◆ PROBLEM DESCRIPTION
Copy, from the entries below, each line where the word "Pertelp" can be found.

◆ DATA FOR THIS EXERCISE
##########
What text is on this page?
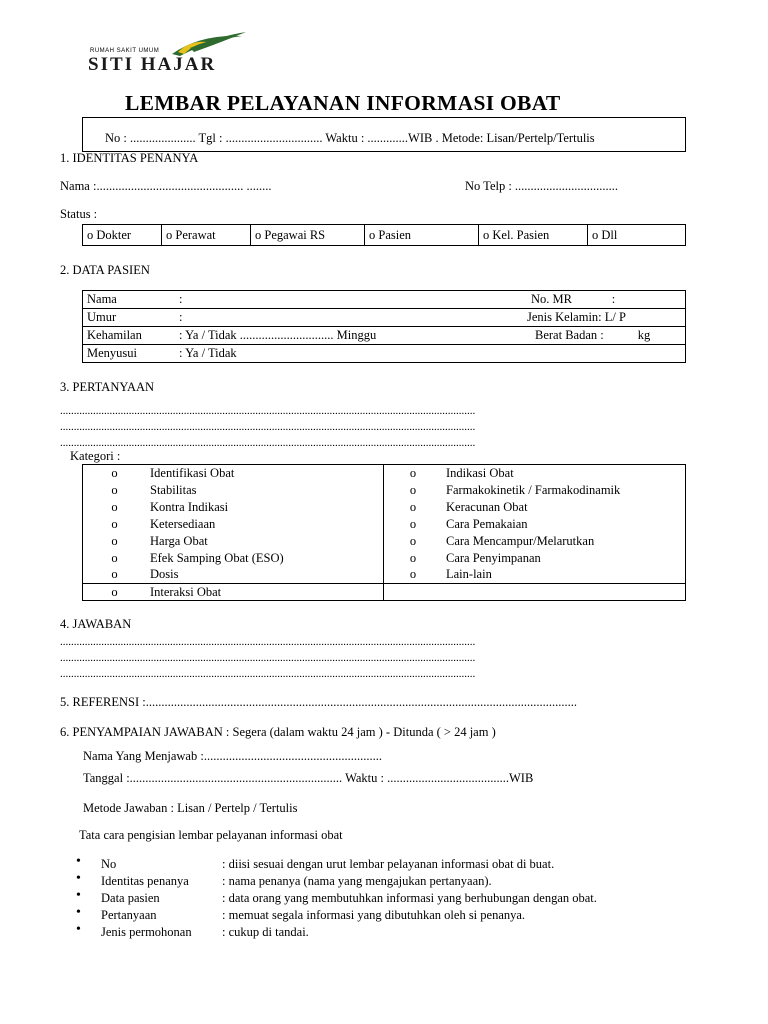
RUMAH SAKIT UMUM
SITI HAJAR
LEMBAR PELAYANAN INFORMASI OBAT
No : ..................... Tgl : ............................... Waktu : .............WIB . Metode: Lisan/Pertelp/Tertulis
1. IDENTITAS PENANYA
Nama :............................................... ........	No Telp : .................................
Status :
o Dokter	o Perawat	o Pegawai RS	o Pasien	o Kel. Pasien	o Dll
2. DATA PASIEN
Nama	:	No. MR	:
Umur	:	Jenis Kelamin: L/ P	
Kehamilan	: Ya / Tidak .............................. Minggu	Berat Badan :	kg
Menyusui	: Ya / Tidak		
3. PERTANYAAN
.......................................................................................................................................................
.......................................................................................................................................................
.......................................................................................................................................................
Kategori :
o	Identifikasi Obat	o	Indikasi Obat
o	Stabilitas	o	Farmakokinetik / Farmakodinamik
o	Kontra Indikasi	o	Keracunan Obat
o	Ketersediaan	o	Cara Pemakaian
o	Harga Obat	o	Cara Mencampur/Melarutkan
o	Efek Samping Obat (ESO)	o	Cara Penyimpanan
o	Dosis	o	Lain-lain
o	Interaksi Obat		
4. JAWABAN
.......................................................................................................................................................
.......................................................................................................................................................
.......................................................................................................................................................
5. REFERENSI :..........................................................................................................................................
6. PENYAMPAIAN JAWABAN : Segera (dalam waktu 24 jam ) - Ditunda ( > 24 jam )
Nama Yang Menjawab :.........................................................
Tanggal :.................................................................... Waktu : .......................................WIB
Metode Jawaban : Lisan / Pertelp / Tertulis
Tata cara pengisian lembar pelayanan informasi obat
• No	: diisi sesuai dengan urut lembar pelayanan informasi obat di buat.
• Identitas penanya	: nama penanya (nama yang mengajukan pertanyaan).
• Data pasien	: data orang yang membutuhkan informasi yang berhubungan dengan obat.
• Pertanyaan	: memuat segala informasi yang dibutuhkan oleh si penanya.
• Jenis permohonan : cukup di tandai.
##########
◆ OUTPUT OF THE EXERCISE
No : ..................... Tgl : ............................... Waktu : .............WIB . Metode: Lisan/Pertelp/Tertulis
Metode Jawaban : Lisan / Pertelp / Tertulis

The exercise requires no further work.